(Dataset rows about figures)
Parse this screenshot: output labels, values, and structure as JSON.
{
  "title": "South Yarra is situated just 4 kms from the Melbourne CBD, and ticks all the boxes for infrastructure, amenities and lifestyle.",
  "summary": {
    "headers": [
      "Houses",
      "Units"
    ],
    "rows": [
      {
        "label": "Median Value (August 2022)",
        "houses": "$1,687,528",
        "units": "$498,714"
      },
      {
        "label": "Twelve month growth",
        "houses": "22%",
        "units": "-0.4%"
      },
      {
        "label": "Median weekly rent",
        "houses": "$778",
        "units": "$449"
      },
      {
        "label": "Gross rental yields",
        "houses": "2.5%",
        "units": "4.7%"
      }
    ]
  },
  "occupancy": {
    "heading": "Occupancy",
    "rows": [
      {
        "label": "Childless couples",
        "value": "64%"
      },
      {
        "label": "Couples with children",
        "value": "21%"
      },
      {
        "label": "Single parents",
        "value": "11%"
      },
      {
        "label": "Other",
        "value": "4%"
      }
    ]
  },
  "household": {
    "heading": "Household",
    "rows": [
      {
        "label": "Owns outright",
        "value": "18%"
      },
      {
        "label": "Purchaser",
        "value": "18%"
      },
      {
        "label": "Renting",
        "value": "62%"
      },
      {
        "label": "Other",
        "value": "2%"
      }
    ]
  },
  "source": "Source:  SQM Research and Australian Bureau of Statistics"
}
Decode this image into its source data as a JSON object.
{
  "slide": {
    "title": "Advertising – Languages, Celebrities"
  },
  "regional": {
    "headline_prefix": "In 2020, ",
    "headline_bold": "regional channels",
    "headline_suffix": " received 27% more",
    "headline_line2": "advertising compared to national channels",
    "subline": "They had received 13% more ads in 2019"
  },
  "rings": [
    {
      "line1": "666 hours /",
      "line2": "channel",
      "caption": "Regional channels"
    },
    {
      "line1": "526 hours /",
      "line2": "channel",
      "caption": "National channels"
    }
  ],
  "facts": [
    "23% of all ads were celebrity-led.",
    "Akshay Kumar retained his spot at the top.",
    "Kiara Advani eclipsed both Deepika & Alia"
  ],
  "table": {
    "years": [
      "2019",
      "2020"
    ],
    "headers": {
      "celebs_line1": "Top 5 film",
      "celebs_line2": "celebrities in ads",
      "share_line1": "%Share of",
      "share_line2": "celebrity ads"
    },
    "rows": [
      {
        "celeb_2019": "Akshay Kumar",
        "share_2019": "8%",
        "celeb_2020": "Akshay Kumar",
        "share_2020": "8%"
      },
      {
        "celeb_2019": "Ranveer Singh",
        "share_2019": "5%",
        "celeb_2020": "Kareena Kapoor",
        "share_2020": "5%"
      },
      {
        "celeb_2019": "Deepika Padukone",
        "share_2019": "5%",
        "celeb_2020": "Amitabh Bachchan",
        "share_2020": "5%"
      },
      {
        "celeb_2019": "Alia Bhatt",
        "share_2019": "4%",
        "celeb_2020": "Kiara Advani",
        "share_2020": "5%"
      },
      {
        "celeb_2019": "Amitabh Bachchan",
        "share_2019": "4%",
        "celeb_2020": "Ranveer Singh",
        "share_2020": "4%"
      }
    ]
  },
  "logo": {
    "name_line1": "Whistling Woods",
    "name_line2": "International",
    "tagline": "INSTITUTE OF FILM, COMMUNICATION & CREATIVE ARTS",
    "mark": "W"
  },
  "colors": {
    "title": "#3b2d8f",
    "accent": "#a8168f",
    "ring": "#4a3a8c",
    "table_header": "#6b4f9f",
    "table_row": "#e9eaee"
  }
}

What needs to be done:
Retype every entry word for word.

Result of the exercise:
Parse this screenshot: output labels, values, and structure as JSON.
{
  "title": "South Yarra is situated just 4 kms from the Melbourne CBD, and ticks all the boxes for infrastructure, amenities and lifestyle.",
  "summary": {
    "headers": [
      "Houses",
      "Units"
    ],
    "rows": [
      {
        "label": "Median Value (August 2022)",
        "houses": "$1,687,528",
        "units": "$498,714"
      },
      {
        "label": "Twelve month growth",
        "houses": "22%",
        "units": "-0.4%"
      },
      {
        "label": "Median weekly rent",
        "houses": "$778",
        "units": "$449"
      },
      {
        "label": "Gross rental yields",
        "houses": "2.5%",
        "units": "4.7%"
      }
    ]
  },
  "occupancy": {
    "heading": "Occupancy",
    "rows": [
      {
        "label": "Childless couples",
        "value": "64%"
      },
      {
        "label": "Couples with children",
        "value": "21%"
      },
      {
        "label": "Single parents",
        "value": "11%"
      },
      {
        "label": "Other",
        "value": "4%"
      }
    ]
  },
  "household": {
    "heading": "Household",
    "rows": [
      {
        "label": "Owns outright",
        "value": "18%"
      },
      {
        "label": "Purchaser",
        "value": "18%"
      },
      {
        "label": "Renting",
        "value": "62%"
      },
      {
        "label": "Other",
        "value": "2%"
      }
    ]
  },
  "source": "Source:  SQM Research and Australian Bureau of Statistics"
}
Decode this image into its source data as a JSON object.
{
  "slide": {
    "title": "Advertising – Languages, Celebrities"
  },
  "regional": {
    "headline_prefix": "In 2020, ",
    "headline_bold": "regional channels",
    "headline_suffix": " received 27% more",
    "headline_line2": "advertising compared to national channels",
    "subline": "They had received 13% more ads in 2019"
  },
  "rings": [
    {
      "line1": "666 hours /",
      "line2": "channel",
      "caption": "Regional channels"
    },
    {
      "line1": "526 hours /",
      "line2": "channel",
      "caption": "National channels"
    }
  ],
  "facts": [
    "23% of all ads were celebrity-led.",
    "Akshay Kumar retained his spot at the top.",
    "Kiara Advani eclipsed both Deepika & Alia"
  ],
  "table": {
    "years": [
      "2019",
      "2020"
    ],
    "headers": {
      "celebs_line1": "Top 5 film",
      "celebs_line2": "celebrities in ads",
      "share_line1": "%Share of",
      "share_line2": "celebrity ads"
    },
    "rows": [
      {
        "celeb_2019": "Akshay Kumar",
        "share_2019": "8%",
        "celeb_2020": "Akshay Kumar",
        "share_2020": "8%"
      },
      {
        "celeb_2019": "Ranveer Singh",
        "share_2019": "5%",
        "celeb_2020": "Kareena Kapoor",
        "share_2020": "5%"
      },
      {
        "celeb_2019": "Deepika Padukone",
        "share_2019": "5%",
        "celeb_2020": "Amitabh Bachchan",
        "share_2020": "5%"
      },
      {
        "celeb_2019": "Alia Bhatt",
        "share_2019": "4%",
        "celeb_2020": "Kiara Advani",
        "share_2020": "5%"
      },
      {
        "celeb_2019": "Amitabh Bachchan",
        "share_2019": "4%",
        "celeb_2020": "Ranveer Singh",
        "share_2020": "4%"
      }
    ]
  },
  "logo": {
    "name_line1": "Whistling Woods",
    "name_line2": "International",
    "tagline": "INSTITUTE OF FILM, COMMUNICATION & CREATIVE ARTS",
    "mark": "W"
  },
  "colors": {
    "title": "#3b2d8f",
    "accent": "#a8168f",
    "ring": "#4a3a8c",
    "table_header": "#6b4f9f",
    "table_row": "#e9eaee"
  }
}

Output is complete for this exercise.